* _TASK INPUTS_:
====

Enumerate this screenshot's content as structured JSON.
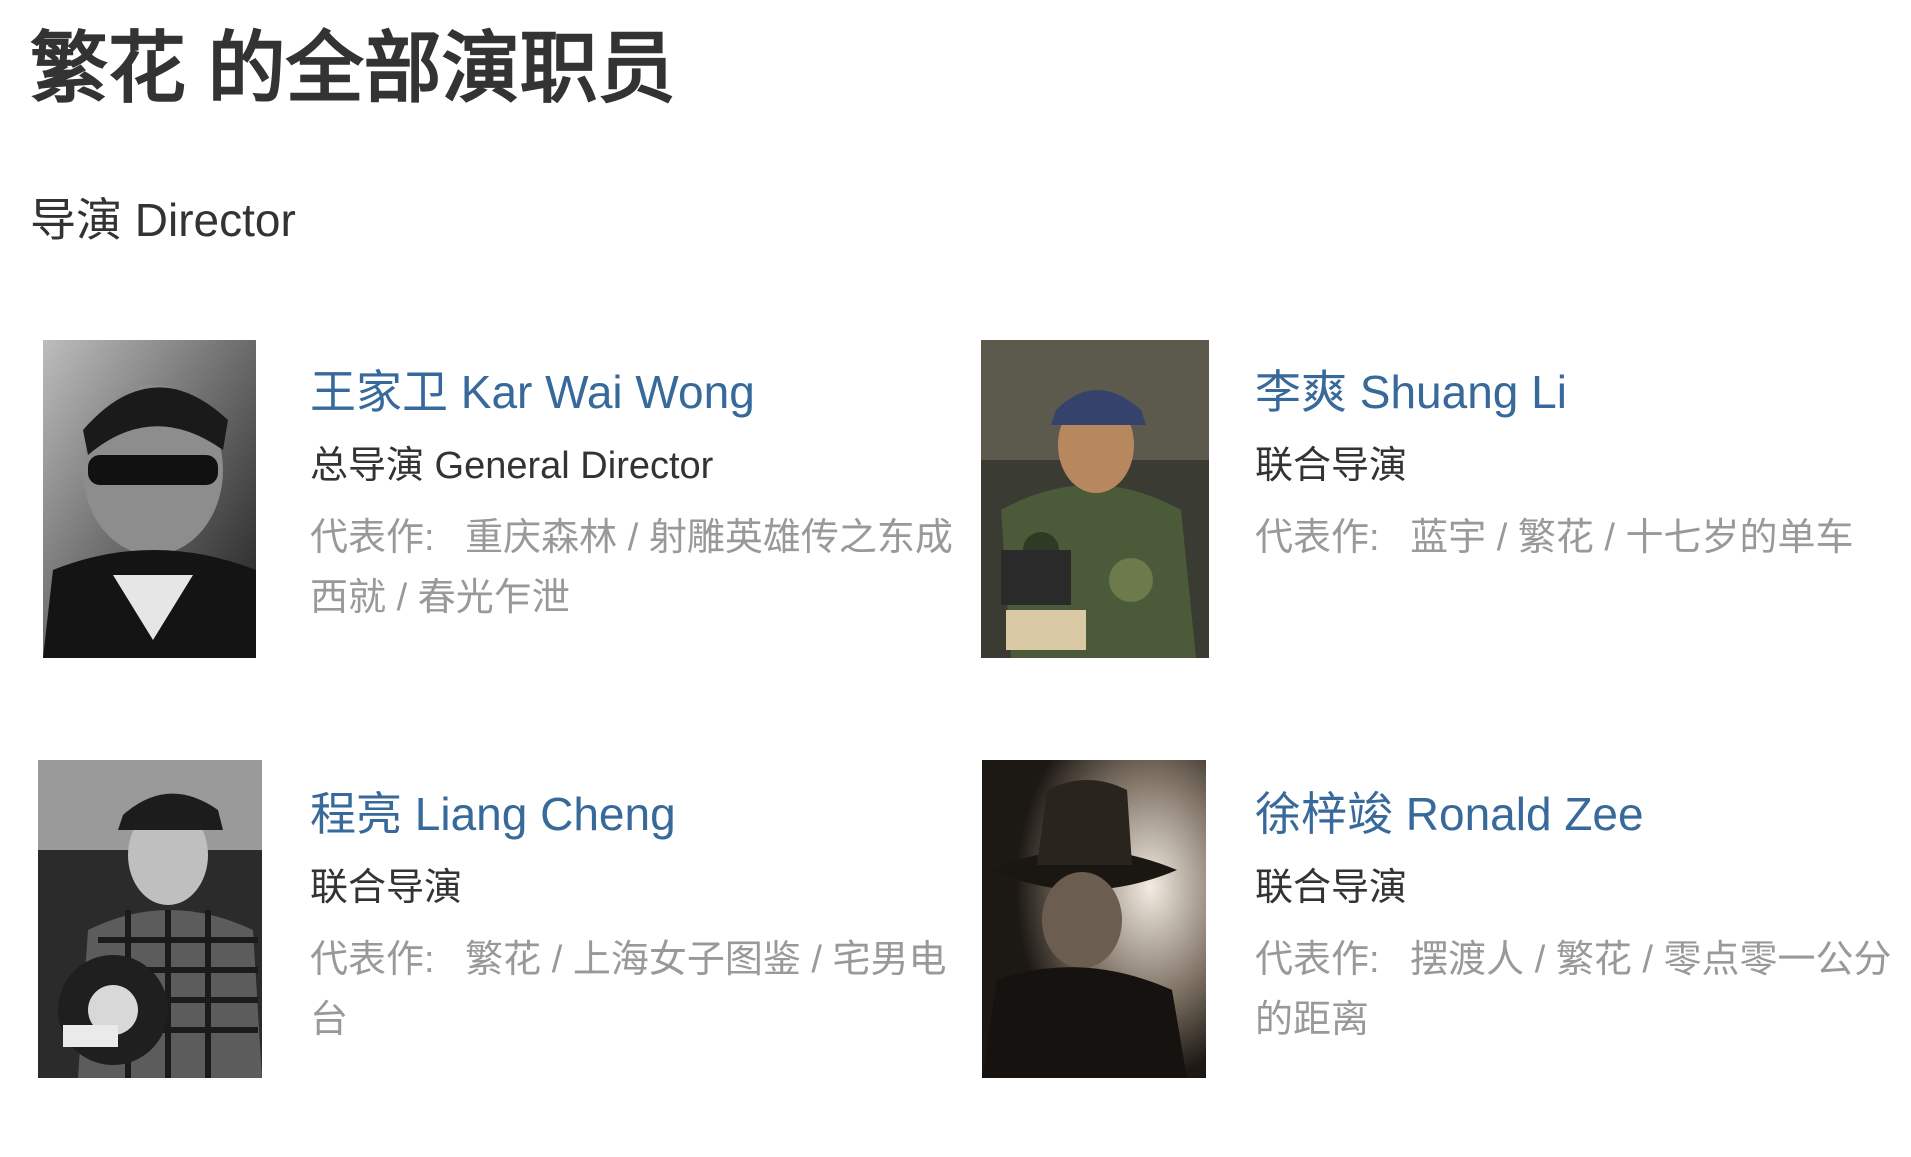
{
  "page": {
    "title": "繁花 的全部演职员"
  },
  "section": {
    "title": "导演 Director"
  },
  "people": [
    {
      "name": "王家卫 Kar Wai Wong",
      "role": "总导演 General Director",
      "works_label": "代表作:",
      "works": [
        "重庆森林",
        "射雕英雄传之东成西就",
        "春光乍泄"
      ],
      "photo": "director-photo-grayscale"
    },
    {
      "name": "李爽 Shuang Li",
      "role": "联合导演",
      "works_label": "代表作:",
      "works": [
        "蓝宇",
        "繁花",
        "十七岁的单车"
      ],
      "photo": "director-photo-color"
    },
    {
      "name": "程亮 Liang Cheng",
      "role": "联合导演",
      "works_label": "代表作:",
      "works": [
        "繁花",
        "上海女子图鉴",
        "宅男电台"
      ],
      "photo": "director-photo-grayscale"
    },
    {
      "name": "徐梓竣 Ronald Zee",
      "role": "联合导演",
      "works_label": "代表作:",
      "works": [
        "摆渡人",
        "繁花",
        "零点零一公分的距离"
      ],
      "photo": "director-photo-sepia"
    }
  ],
  "colors": {
    "link": "#37699b",
    "text": "#333333",
    "muted": "#999999"
  }
}
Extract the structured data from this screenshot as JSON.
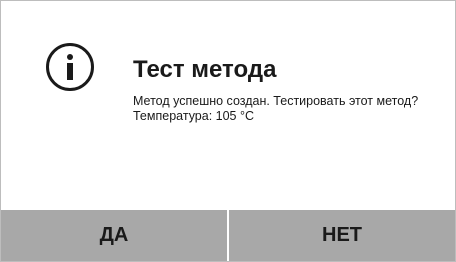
{
  "dialog": {
    "icon": "info-circle-icon",
    "title": "Тест метода",
    "message_line1": "Метод успешно создан. Тестировать этот метод?",
    "message_line2": "Температура: 105 °C"
  },
  "buttons": {
    "yes_label": "ДА",
    "no_label": "НЕТ"
  },
  "colors": {
    "button_bg": "#a8a8a8",
    "text": "#1a1a1a",
    "border": "#bdbdbd"
  }
}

====

* _THE EXERCISE_: Starting at the line that contains "Extract the structured", please write out every line to the end of the entries, inclusive, copied exactly and with pictures omitted.

* _TASK ANSWER_:
Extract the structured data from this screenshot as JSON.
{
  "dialog": {
    "icon": "info-circle-icon",
    "title": "Тест метода",
    "message_line1": "Метод успешно создан. Тестировать этот метод?",
    "message_line2": "Температура: 105 °C"
  },
  "buttons": {
    "yes_label": "ДА",
    "no_label": "НЕТ"
  },
  "colors": {
    "button_bg": "#a8a8a8",
    "text": "#1a1a1a",
    "border": "#bdbdbd"
  }
}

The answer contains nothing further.